_Task statement_
Will you give every entry again exactly as it stands?

_Stored data_
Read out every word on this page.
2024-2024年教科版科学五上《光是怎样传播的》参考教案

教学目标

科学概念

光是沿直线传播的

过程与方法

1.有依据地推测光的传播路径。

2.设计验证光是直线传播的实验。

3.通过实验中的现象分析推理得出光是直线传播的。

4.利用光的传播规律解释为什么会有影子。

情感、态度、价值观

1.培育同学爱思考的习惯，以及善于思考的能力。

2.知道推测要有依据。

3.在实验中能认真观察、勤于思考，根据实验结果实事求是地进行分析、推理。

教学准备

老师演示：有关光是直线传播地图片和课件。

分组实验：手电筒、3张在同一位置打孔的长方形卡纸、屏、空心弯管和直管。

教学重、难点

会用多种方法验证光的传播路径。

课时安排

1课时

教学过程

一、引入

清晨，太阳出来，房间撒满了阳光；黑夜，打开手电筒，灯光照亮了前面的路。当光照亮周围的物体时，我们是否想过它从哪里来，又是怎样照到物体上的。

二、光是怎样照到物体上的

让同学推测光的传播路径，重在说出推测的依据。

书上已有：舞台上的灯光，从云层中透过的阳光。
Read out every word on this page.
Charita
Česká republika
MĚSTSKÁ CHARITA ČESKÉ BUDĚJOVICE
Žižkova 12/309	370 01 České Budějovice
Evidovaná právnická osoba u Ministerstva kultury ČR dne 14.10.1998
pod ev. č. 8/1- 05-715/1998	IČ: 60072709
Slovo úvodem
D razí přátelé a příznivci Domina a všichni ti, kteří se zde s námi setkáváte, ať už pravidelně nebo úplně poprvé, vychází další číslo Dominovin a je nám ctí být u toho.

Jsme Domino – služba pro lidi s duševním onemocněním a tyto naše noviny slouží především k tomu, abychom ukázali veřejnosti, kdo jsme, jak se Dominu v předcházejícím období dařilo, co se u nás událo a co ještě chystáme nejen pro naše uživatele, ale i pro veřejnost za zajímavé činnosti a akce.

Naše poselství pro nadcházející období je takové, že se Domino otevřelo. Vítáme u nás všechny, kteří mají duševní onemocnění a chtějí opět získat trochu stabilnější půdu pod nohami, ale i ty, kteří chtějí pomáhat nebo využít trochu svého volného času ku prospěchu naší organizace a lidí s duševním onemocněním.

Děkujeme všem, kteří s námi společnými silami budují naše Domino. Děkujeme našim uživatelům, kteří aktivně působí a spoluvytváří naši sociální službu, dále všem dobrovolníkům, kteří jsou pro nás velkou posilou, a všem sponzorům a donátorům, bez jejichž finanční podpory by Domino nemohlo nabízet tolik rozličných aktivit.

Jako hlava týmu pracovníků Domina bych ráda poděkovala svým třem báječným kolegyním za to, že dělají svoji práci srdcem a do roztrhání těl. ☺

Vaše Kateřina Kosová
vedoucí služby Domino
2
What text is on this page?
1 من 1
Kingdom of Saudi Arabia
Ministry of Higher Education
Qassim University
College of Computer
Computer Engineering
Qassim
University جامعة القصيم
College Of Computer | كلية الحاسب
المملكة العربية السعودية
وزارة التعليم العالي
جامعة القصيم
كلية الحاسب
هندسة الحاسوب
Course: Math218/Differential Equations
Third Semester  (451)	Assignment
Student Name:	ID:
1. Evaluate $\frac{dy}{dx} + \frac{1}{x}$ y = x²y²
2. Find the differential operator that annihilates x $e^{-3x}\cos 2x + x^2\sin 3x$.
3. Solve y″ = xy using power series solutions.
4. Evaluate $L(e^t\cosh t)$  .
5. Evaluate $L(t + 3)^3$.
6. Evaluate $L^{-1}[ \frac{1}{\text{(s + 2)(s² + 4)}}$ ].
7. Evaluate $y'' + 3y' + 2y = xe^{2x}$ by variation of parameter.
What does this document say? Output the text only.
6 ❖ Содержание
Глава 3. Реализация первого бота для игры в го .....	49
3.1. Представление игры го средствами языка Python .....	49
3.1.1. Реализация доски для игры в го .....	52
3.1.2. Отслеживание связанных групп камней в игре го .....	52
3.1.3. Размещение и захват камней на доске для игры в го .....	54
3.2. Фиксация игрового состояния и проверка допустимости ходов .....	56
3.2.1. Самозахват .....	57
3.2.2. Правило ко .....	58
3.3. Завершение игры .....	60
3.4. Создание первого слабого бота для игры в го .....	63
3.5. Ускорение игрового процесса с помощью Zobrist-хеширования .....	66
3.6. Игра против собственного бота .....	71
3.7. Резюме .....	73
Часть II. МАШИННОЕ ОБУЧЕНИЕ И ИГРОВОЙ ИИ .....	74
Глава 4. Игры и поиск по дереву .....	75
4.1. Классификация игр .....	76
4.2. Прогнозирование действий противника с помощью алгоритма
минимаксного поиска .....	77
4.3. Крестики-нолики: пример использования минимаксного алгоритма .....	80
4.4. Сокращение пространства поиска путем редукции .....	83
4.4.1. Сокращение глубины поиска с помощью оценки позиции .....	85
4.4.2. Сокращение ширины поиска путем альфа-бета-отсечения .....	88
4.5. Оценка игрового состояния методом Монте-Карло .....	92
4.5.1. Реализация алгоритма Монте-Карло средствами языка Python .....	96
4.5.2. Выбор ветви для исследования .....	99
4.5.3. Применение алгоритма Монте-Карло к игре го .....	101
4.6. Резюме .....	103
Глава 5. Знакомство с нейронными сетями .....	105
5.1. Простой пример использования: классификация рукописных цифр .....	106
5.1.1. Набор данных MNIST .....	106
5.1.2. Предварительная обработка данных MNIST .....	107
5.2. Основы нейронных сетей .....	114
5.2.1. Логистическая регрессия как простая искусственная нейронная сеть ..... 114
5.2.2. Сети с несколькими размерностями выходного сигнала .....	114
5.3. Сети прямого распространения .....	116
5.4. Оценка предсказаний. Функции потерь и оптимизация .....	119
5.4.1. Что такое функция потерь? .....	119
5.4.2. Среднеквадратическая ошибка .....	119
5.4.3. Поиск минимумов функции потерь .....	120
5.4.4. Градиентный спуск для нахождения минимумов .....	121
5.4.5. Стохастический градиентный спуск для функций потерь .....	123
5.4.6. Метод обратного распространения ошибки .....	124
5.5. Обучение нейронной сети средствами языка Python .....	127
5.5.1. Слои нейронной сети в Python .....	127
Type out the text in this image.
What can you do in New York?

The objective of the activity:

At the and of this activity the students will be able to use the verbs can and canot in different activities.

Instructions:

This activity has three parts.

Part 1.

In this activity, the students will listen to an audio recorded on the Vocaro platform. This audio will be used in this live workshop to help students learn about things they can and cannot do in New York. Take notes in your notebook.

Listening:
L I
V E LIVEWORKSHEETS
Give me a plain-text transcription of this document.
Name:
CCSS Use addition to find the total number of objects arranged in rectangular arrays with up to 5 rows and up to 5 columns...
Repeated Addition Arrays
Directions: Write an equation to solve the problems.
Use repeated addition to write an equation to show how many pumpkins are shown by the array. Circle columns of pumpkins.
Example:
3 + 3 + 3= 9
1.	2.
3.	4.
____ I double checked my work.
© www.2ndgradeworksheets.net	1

_Full response_
Read out every word on this page.
2024-2024年教科版科学五上《光是怎样传播的》参考教案

教学目标

科学概念

光是沿直线传播的

过程与方法

1.有依据地推测光的传播路径。

2.设计验证光是直线传播的实验。

3.通过实验中的现象分析推理得出光是直线传播的。

4.利用光的传播规律解释为什么会有影子。

情感、态度、价值观

1.培育同学爱思考的习惯，以及善于思考的能力。

2.知道推测要有依据。

3.在实验中能认真观察、勤于思考，根据实验结果实事求是地进行分析、推理。

教学准备

老师演示：有关光是直线传播地图片和课件。

分组实验：手电筒、3张在同一位置打孔的长方形卡纸、屏、空心弯管和直管。

教学重、难点

会用多种方法验证光的传播路径。

课时安排

1课时

教学过程

一、引入

清晨，太阳出来，房间撒满了阳光；黑夜，打开手电筒，灯光照亮了前面的路。当光照亮周围的物体时，我们是否想过它从哪里来，又是怎样照到物体上的。

二、光是怎样照到物体上的

让同学推测光的传播路径，重在说出推测的依据。

书上已有：舞台上的灯光，从云层中透过的阳光。
Read out every word on this page.
Charita
Česká republika
MĚSTSKÁ CHARITA ČESKÉ BUDĚJOVICE
Žižkova 12/309	370 01 České Budějovice
Evidovaná právnická osoba u Ministerstva kultury ČR dne 14.10.1998
pod ev. č. 8/1- 05-715/1998	IČ: 60072709
Slovo úvodem
D razí přátelé a příznivci Domina a všichni ti, kteří se zde s námi setkáváte, ať už pravidelně nebo úplně poprvé, vychází další číslo Dominovin a je nám ctí být u toho.

Jsme Domino – služba pro lidi s duševním onemocněním a tyto naše noviny slouží především k tomu, abychom ukázali veřejnosti, kdo jsme, jak se Dominu v předcházejícím období dařilo, co se u nás událo a co ještě chystáme nejen pro naše uživatele, ale i pro veřejnost za zajímavé činnosti a akce.

Naše poselství pro nadcházející období je takové, že se Domino otevřelo. Vítáme u nás všechny, kteří mají duševní onemocnění a chtějí opět získat trochu stabilnější půdu pod nohami, ale i ty, kteří chtějí pomáhat nebo využít trochu svého volného času ku prospěchu naší organizace a lidí s duševním onemocněním.

Děkujeme všem, kteří s námi společnými silami budují naše Domino. Děkujeme našim uživatelům, kteří aktivně působí a spoluvytváří naši sociální službu, dále všem dobrovolníkům, kteří jsou pro nás velkou posilou, a všem sponzorům a donátorům, bez jejichž finanční podpory by Domino nemohlo nabízet tolik rozličných aktivit.

Jako hlava týmu pracovníků Domina bych ráda poděkovala svým třem báječným kolegyním za to, že dělají svoji práci srdcem a do roztrhání těl. ☺

Vaše Kateřina Kosová
vedoucí služby Domino
2
What text is on this page?
1 من 1
Kingdom of Saudi Arabia
Ministry of Higher Education
Qassim University
College of Computer
Computer Engineering
Qassim
University جامعة القصيم
College Of Computer | كلية الحاسب
المملكة العربية السعودية
وزارة التعليم العالي
جامعة القصيم
كلية الحاسب
هندسة الحاسوب
Course: Math218/Differential Equations
Third Semester  (451)	Assignment
Student Name:	ID:
1. Evaluate $\frac{dy}{dx} + \frac{1}{x}$ y = x²y²
2. Find the differential operator that annihilates x $e^{-3x}\cos 2x + x^2\sin 3x$.
3. Solve y″ = xy using power series solutions.
4. Evaluate $L(e^t\cosh t)$  .
5. Evaluate $L(t + 3)^3$.
6. Evaluate $L^{-1}[ \frac{1}{\text{(s + 2)(s² + 4)}}$ ].
7. Evaluate $y'' + 3y' + 2y = xe^{2x}$ by variation of parameter.
What does this document say? Output the text only.
6 ❖ Содержание
Глава 3. Реализация первого бота для игры в го .....	49
3.1. Представление игры го средствами языка Python .....	49
3.1.1. Реализация доски для игры в го .....	52
3.1.2. Отслеживание связанных групп камней в игре го .....	52
3.1.3. Размещение и захват камней на доске для игры в го .....	54
3.2. Фиксация игрового состояния и проверка допустимости ходов .....	56
3.2.1. Самозахват .....	57
3.2.2. Правило ко .....	58
3.3. Завершение игры .....	60
3.4. Создание первого слабого бота для игры в го .....	63
3.5. Ускорение игрового процесса с помощью Zobrist-хеширования .....	66
3.6. Игра против собственного бота .....	71
3.7. Резюме .....	73
Часть II. МАШИННОЕ ОБУЧЕНИЕ И ИГРОВОЙ ИИ .....	74
Глава 4. Игры и поиск по дереву .....	75
4.1. Классификация игр .....	76
4.2. Прогнозирование действий противника с помощью алгоритма
минимаксного поиска .....	77
4.3. Крестики-нолики: пример использования минимаксного алгоритма .....	80
4.4. Сокращение пространства поиска путем редукции .....	83
4.4.1. Сокращение глубины поиска с помощью оценки позиции .....	85
4.4.2. Сокращение ширины поиска путем альфа-бета-отсечения .....	88
4.5. Оценка игрового состояния методом Монте-Карло .....	92
4.5.1. Реализация алгоритма Монте-Карло средствами языка Python .....	96
4.5.2. Выбор ветви для исследования .....	99
4.5.3. Применение алгоритма Монте-Карло к игре го .....	101
4.6. Резюме .....	103
Глава 5. Знакомство с нейронными сетями .....	105
5.1. Простой пример использования: классификация рукописных цифр .....	106
5.1.1. Набор данных MNIST .....	106
5.1.2. Предварительная обработка данных MNIST .....	107
5.2. Основы нейронных сетей .....	114
5.2.1. Логистическая регрессия как простая искусственная нейронная сеть ..... 114
5.2.2. Сети с несколькими размерностями выходного сигнала .....	114
5.3. Сети прямого распространения .....	116
5.4. Оценка предсказаний. Функции потерь и оптимизация .....	119
5.4.1. Что такое функция потерь? .....	119
5.4.2. Среднеквадратическая ошибка .....	119
5.4.3. Поиск минимумов функции потерь .....	120
5.4.4. Градиентный спуск для нахождения минимумов .....	121
5.4.5. Стохастический градиентный спуск для функций потерь .....	123
5.4.6. Метод обратного распространения ошибки .....	124
5.5. Обучение нейронной сети средствами языка Python .....	127
5.5.1. Слои нейронной сети в Python .....	127
Type out the text in this image.
What can you do in New York?

The objective of the activity:

At the and of this activity the students will be able to use the verbs can and canot in different activities.

Instructions:

This activity has three parts.

Part 1.

In this activity, the students will listen to an audio recorded on the Vocaro platform. This audio will be used in this live workshop to help students learn about things they can and cannot do in New York. Take notes in your notebook.

Listening:
L I
V E LIVEWORKSHEETS
Give me a plain-text transcription of this document.
Name:
CCSS Use addition to find the total number of objects arranged in rectangular arrays with up to 5 rows and up to 5 columns...
Repeated Addition Arrays
Directions: Write an equation to solve the problems.
Use repeated addition to write an equation to show how many pumpkins are shown by the array. Circle columns of pumpkins.
Example:
3 + 3 + 3= 9
1.	2.
3.	4.
____ I double checked my work.
© www.2ndgradeworksheets.net	1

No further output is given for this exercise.